Collected data
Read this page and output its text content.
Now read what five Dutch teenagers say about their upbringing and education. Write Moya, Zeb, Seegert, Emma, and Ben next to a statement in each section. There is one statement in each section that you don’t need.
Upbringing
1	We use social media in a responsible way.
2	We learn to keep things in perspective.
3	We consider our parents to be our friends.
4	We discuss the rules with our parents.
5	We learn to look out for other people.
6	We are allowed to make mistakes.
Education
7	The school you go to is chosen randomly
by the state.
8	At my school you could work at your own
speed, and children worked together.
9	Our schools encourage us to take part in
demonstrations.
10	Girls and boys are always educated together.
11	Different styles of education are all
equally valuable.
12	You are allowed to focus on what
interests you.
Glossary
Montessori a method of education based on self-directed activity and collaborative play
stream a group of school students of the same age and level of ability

---

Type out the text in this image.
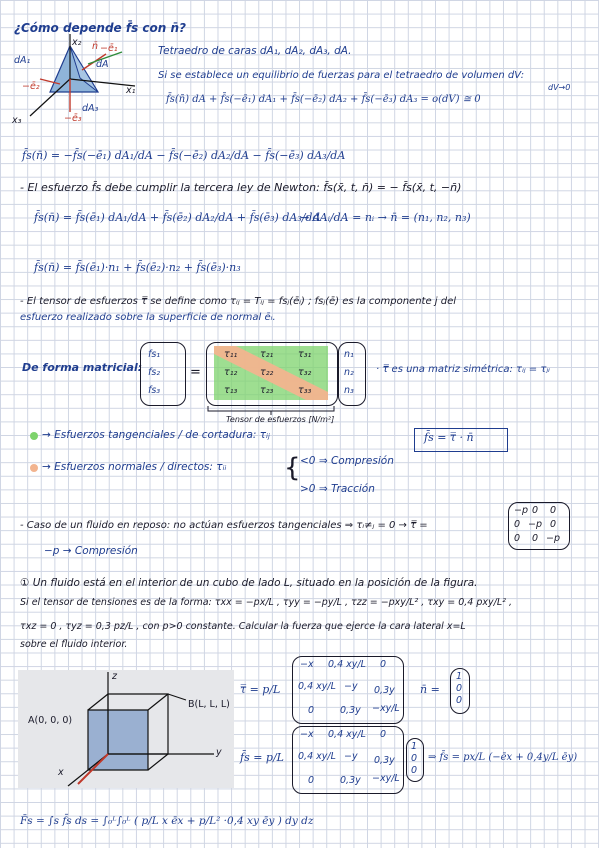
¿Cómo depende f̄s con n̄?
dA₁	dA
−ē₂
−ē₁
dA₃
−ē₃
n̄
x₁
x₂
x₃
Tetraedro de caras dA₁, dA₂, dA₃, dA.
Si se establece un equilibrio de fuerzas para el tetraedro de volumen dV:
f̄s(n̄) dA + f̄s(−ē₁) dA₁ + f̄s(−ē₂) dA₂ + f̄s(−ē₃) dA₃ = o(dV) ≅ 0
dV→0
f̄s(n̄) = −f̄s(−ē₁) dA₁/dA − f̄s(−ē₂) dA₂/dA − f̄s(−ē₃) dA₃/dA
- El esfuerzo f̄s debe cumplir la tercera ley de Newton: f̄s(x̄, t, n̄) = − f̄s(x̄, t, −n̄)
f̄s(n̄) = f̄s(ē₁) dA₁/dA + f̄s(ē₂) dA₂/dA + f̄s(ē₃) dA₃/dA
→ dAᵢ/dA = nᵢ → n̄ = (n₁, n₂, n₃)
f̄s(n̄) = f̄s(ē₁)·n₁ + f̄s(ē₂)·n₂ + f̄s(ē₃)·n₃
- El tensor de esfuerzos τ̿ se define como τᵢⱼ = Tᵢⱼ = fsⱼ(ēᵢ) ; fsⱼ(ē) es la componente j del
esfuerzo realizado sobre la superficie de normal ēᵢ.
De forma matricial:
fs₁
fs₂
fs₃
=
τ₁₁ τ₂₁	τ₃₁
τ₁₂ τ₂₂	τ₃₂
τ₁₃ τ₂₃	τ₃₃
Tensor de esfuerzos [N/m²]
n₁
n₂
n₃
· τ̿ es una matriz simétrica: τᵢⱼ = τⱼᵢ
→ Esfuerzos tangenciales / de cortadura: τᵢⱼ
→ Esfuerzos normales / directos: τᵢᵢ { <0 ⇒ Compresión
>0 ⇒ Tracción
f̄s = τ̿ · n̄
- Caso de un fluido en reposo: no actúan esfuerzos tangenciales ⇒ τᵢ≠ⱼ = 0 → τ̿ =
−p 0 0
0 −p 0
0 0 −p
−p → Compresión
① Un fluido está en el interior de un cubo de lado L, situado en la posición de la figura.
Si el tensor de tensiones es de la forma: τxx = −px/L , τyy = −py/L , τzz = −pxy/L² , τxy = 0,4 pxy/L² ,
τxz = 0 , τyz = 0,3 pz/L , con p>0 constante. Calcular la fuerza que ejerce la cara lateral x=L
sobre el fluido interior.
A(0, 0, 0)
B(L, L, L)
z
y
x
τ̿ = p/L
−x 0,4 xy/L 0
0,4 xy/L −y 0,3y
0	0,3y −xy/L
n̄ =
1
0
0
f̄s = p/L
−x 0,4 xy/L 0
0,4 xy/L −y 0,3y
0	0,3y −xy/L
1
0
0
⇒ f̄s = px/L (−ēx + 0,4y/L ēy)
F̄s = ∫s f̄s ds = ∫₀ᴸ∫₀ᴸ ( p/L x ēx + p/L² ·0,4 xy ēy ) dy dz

...

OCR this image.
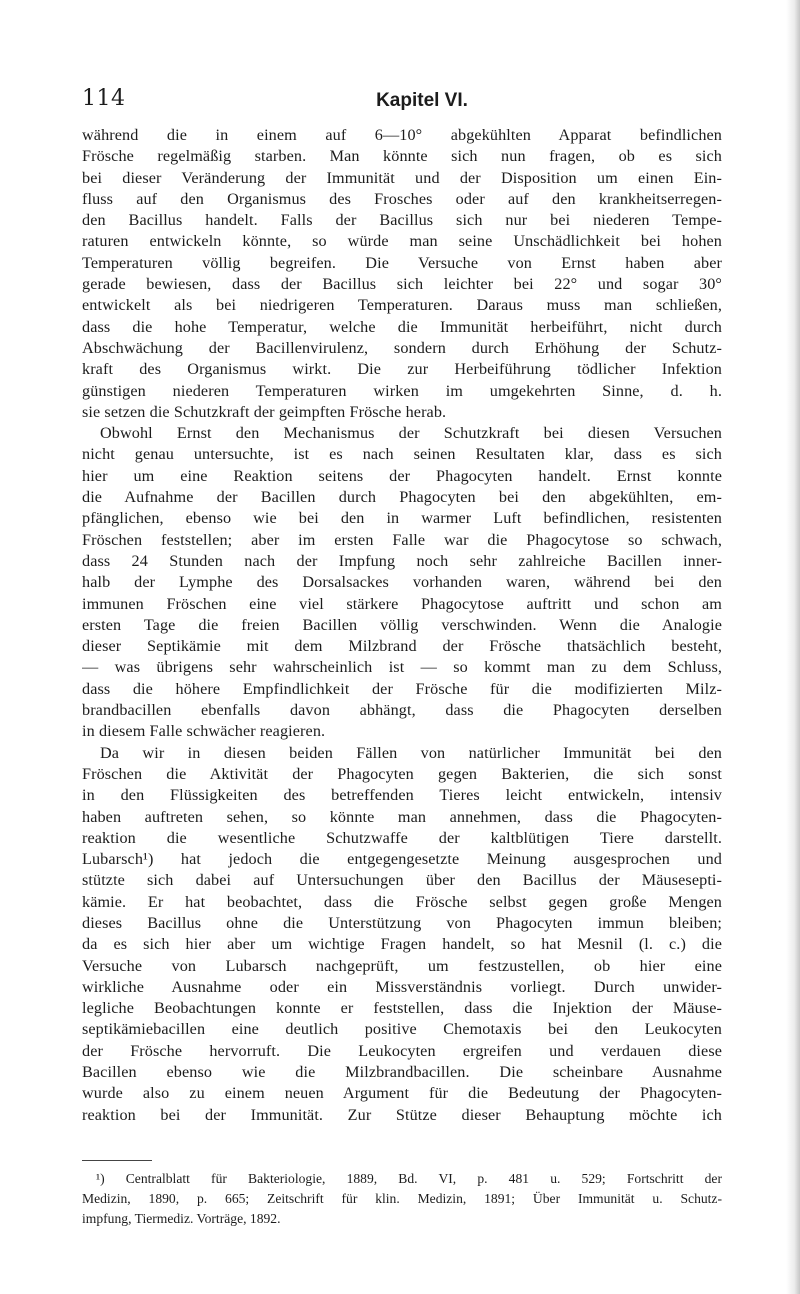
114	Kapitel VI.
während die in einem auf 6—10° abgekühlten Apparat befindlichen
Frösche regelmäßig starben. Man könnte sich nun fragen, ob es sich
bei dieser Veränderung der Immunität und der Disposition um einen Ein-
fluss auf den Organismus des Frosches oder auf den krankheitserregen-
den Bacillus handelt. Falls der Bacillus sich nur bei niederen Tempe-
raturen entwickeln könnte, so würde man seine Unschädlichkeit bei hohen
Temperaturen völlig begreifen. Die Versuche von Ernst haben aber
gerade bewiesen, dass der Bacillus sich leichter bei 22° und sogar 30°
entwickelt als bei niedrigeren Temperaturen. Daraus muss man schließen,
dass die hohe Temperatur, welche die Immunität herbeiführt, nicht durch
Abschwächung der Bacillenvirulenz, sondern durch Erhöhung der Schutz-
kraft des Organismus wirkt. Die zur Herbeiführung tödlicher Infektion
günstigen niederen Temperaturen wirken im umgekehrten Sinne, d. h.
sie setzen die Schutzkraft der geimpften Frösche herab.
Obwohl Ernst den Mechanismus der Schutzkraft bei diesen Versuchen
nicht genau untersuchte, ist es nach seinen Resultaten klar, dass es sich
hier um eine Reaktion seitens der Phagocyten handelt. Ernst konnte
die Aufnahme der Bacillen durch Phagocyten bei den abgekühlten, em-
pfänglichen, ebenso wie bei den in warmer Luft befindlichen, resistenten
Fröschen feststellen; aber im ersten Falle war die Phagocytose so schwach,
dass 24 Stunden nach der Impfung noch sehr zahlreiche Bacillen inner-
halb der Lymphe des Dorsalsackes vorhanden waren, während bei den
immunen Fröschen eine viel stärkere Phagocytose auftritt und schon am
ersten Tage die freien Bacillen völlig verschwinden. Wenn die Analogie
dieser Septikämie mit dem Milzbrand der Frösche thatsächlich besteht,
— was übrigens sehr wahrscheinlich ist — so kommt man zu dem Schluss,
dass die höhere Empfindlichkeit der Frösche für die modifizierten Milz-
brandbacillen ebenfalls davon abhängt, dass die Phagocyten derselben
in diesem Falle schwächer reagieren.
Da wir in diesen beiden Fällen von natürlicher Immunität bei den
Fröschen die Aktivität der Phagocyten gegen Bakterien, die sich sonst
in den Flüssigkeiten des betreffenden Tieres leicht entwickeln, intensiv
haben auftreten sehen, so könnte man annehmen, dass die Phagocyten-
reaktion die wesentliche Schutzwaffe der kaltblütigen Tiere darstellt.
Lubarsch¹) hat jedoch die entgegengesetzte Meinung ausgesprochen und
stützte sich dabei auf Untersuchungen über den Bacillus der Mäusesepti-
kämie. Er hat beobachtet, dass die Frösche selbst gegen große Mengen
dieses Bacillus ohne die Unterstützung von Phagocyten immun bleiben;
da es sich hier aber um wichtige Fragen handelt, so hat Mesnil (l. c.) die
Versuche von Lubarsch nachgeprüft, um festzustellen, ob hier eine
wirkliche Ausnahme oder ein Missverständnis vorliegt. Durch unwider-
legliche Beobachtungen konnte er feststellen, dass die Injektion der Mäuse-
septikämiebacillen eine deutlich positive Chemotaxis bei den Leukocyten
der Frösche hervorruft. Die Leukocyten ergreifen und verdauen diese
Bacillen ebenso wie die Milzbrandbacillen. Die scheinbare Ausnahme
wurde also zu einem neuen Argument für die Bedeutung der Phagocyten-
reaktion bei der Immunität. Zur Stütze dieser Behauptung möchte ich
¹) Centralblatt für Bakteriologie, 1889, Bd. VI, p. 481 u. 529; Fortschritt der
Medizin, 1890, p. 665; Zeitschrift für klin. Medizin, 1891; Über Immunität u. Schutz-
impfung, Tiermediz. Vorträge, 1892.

▶ _Problem details_: Copy out every line in the entries above that holds "handelt".

▶ _Worked solution_:
den Bacillus handelt. Falls der Bacillus sich nur bei niederen Tempe-
hier um eine Reaktion seitens der Phagocyten handelt. Ernst konnte
da es sich hier aber um wichtige Fragen handelt, so hat Mesnil (l. c.) die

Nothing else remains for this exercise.